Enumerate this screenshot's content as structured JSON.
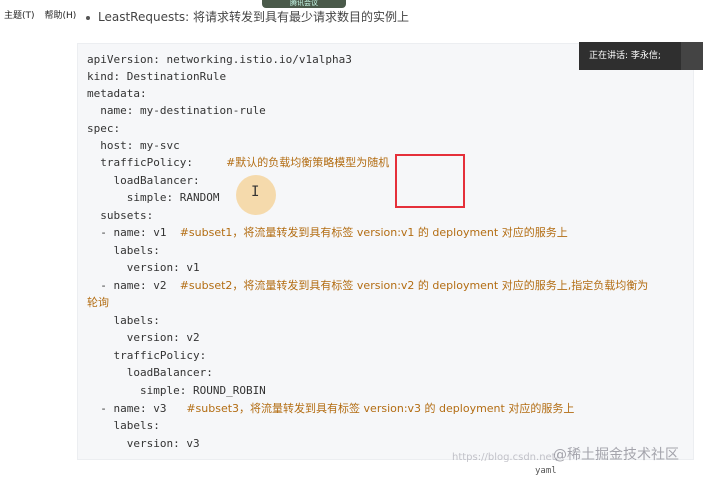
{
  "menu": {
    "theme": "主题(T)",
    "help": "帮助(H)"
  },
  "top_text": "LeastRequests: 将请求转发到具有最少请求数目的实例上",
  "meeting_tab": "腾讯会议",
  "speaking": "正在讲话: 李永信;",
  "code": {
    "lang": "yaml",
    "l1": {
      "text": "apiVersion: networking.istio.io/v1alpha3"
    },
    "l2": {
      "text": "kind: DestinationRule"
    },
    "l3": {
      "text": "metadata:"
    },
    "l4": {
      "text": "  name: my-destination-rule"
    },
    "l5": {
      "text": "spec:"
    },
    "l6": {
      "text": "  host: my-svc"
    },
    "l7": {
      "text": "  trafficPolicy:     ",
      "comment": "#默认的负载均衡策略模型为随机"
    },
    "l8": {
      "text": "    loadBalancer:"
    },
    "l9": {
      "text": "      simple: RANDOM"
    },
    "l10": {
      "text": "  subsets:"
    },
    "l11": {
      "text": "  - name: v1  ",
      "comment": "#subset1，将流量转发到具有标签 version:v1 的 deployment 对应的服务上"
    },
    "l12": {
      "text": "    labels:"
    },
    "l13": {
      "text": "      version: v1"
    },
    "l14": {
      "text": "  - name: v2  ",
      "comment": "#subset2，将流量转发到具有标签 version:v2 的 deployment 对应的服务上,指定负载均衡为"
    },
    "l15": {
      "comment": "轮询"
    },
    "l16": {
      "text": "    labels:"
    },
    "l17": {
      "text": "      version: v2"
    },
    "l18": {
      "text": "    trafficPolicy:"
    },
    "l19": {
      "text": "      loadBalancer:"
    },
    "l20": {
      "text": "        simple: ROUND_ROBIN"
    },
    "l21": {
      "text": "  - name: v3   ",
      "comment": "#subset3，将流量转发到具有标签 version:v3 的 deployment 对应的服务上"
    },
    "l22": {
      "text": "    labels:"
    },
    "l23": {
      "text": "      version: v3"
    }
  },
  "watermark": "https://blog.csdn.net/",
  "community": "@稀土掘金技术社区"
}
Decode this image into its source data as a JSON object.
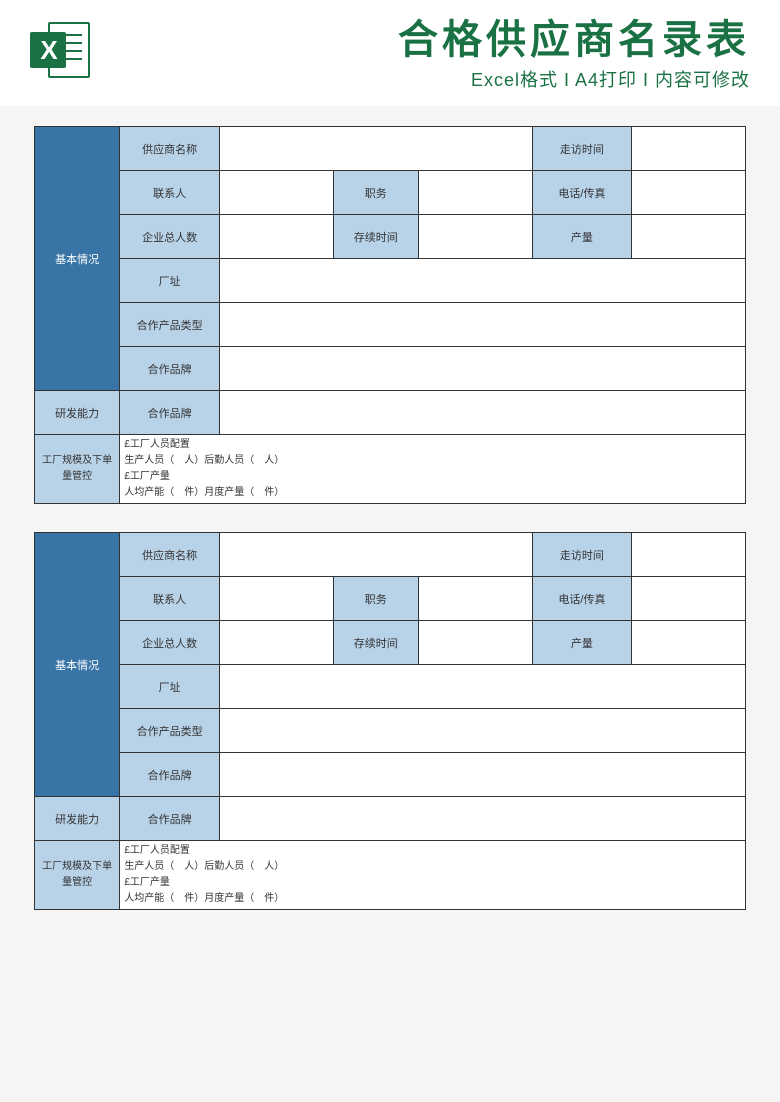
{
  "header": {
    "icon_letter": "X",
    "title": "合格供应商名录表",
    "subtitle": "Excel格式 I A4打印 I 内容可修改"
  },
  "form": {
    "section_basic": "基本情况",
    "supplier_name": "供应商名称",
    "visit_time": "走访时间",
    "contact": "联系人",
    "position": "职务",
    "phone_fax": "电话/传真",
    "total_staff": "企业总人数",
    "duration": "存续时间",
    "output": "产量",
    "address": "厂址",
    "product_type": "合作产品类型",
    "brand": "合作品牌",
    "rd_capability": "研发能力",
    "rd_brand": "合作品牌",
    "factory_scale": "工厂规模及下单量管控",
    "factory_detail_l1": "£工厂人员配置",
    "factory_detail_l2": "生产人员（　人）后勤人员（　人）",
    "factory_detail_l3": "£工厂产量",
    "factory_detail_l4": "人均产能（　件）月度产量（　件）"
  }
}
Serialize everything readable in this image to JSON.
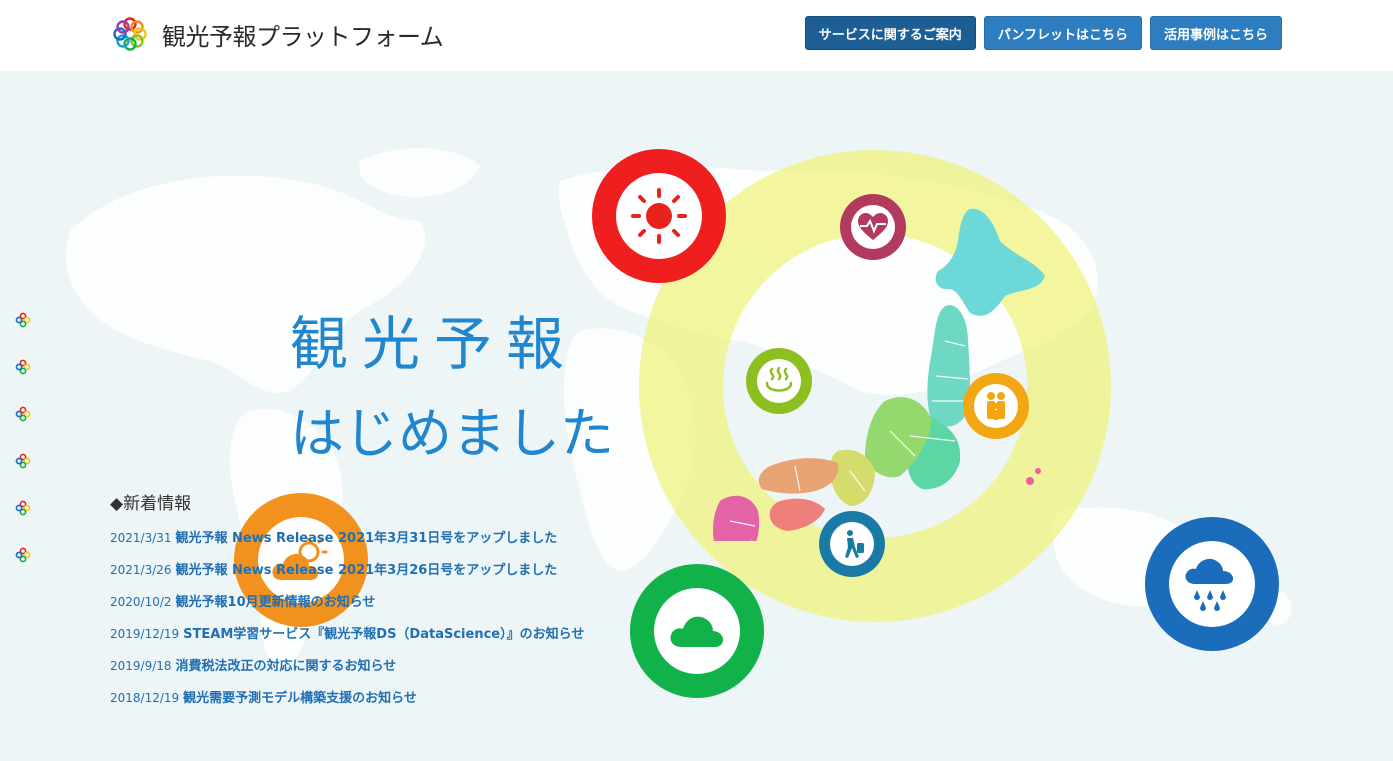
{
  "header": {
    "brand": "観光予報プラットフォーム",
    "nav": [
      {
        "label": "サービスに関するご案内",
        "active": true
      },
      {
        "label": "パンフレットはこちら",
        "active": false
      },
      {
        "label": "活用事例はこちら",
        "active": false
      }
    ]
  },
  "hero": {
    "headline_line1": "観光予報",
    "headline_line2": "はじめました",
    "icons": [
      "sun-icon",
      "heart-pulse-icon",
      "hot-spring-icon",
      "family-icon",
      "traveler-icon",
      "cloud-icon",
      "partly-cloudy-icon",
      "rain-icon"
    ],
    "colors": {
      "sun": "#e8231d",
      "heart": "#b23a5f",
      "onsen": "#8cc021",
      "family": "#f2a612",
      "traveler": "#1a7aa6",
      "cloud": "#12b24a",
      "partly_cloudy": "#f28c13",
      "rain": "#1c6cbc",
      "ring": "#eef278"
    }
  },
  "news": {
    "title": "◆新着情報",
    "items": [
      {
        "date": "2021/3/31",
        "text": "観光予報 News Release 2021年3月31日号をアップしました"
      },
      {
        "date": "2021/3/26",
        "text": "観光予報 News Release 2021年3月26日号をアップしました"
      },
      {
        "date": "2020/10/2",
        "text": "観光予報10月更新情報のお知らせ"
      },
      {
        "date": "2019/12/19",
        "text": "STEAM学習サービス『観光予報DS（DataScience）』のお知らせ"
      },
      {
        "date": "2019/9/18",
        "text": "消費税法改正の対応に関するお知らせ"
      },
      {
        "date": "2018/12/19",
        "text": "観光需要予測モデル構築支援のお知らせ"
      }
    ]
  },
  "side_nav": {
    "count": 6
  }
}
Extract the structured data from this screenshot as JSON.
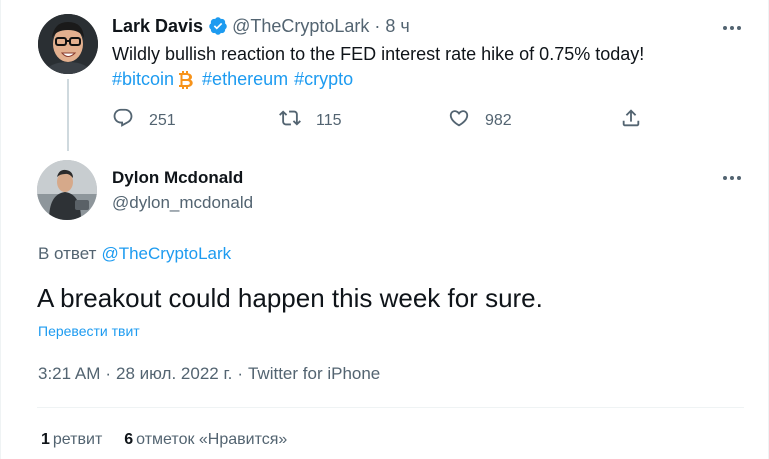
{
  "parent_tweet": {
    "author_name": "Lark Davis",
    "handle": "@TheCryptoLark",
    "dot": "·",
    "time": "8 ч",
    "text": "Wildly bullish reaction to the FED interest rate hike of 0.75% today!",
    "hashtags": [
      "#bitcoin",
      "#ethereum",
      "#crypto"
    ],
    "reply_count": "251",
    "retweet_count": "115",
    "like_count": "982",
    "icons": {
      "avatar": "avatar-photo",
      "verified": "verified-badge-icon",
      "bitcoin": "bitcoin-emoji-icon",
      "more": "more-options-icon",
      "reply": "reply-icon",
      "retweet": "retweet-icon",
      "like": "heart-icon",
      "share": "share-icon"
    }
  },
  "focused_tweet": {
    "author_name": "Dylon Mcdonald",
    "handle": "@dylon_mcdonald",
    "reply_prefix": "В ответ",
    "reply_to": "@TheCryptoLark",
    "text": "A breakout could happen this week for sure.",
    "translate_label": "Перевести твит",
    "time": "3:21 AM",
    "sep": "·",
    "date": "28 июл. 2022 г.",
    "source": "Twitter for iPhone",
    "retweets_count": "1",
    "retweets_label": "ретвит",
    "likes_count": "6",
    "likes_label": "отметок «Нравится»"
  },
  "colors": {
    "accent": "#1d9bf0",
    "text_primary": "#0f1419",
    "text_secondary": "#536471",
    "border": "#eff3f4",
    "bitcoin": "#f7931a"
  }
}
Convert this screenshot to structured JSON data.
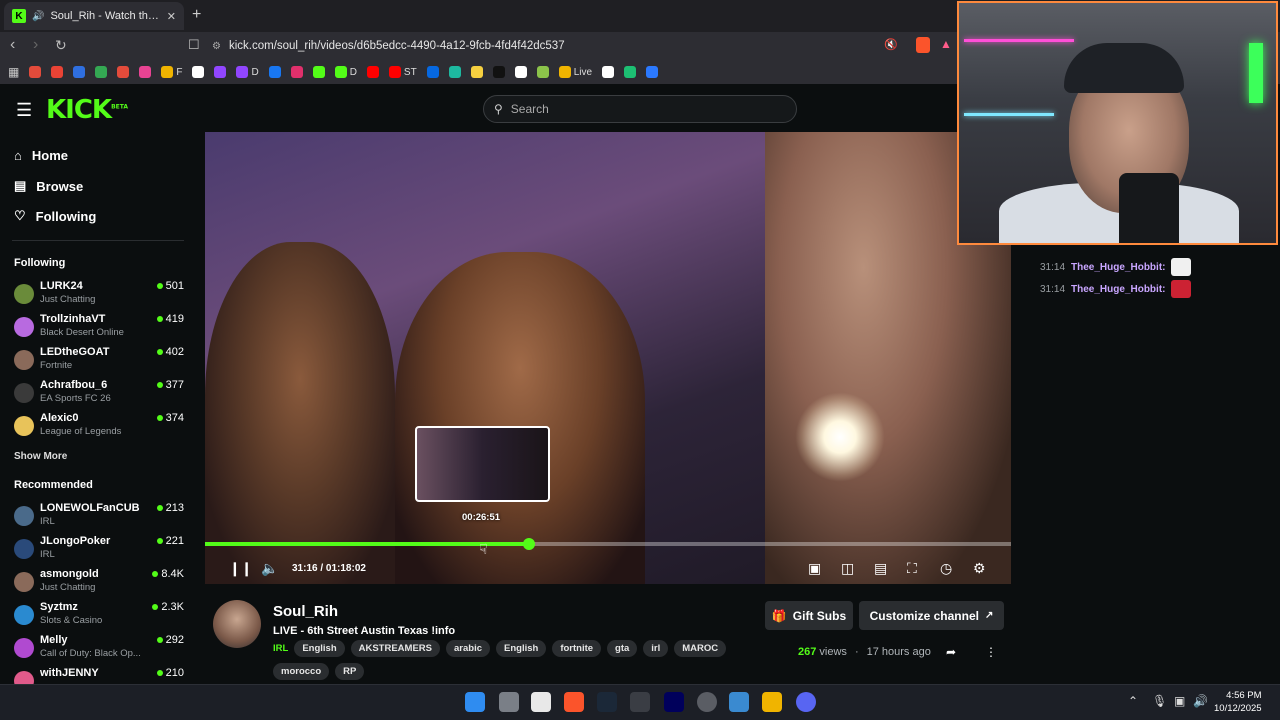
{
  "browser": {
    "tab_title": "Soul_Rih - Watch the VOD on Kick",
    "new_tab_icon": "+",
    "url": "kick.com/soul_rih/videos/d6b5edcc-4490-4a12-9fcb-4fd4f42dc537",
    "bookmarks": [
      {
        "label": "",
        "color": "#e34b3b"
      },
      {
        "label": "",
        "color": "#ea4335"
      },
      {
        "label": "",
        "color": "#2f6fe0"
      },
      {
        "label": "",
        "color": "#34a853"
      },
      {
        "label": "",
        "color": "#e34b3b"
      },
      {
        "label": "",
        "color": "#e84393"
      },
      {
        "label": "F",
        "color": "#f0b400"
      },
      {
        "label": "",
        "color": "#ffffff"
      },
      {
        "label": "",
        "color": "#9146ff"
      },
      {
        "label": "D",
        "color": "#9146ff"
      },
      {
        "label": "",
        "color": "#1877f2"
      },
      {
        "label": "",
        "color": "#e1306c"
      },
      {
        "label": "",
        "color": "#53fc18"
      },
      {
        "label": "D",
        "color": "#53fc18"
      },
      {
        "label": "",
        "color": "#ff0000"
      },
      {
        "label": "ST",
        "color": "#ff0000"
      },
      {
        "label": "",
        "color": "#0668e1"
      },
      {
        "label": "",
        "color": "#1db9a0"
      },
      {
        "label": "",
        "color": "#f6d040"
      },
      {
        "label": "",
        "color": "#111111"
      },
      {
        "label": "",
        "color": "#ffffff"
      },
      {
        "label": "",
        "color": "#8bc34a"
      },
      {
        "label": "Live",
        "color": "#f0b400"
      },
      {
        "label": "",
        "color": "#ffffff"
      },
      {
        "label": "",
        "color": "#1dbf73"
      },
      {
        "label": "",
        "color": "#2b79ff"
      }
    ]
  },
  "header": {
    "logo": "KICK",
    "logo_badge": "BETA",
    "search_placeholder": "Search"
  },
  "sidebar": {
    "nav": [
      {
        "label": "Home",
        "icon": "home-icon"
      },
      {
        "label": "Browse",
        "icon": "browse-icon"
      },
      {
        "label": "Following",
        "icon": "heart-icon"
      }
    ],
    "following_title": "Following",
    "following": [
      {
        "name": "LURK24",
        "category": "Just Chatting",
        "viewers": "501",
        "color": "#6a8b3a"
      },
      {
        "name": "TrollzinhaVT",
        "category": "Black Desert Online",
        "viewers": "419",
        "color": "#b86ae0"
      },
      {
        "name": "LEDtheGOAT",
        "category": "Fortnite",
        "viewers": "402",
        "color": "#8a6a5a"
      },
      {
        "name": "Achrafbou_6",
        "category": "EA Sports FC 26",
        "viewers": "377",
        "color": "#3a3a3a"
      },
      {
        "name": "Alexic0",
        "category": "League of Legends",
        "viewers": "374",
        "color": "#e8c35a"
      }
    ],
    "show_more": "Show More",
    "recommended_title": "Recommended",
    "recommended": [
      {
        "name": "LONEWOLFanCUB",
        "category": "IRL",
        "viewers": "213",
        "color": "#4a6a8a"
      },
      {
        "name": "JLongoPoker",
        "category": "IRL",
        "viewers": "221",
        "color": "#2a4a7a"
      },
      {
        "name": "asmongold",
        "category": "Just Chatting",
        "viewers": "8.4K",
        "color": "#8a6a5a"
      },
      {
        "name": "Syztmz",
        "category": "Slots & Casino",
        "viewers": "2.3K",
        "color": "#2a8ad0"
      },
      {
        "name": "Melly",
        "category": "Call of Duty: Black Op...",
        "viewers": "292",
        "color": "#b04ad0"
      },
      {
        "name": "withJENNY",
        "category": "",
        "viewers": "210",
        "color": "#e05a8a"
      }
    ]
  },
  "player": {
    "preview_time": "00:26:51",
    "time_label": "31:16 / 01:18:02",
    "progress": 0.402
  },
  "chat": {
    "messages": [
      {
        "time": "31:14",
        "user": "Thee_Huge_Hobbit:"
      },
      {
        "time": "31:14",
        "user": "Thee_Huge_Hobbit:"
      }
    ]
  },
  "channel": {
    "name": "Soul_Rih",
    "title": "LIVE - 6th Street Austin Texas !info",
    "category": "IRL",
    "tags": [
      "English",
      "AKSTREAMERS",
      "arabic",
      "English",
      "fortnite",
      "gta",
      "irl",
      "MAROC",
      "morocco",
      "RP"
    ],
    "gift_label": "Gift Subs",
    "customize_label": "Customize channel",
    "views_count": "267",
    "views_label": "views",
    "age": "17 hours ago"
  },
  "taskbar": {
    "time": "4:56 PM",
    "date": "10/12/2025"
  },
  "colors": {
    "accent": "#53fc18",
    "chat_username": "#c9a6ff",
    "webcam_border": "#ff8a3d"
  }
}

=== GIVEN REQUEST ===
Report how many lines in the listing include the word "JSON". Give nothing but the count.

=== TASK ANSWER ===
5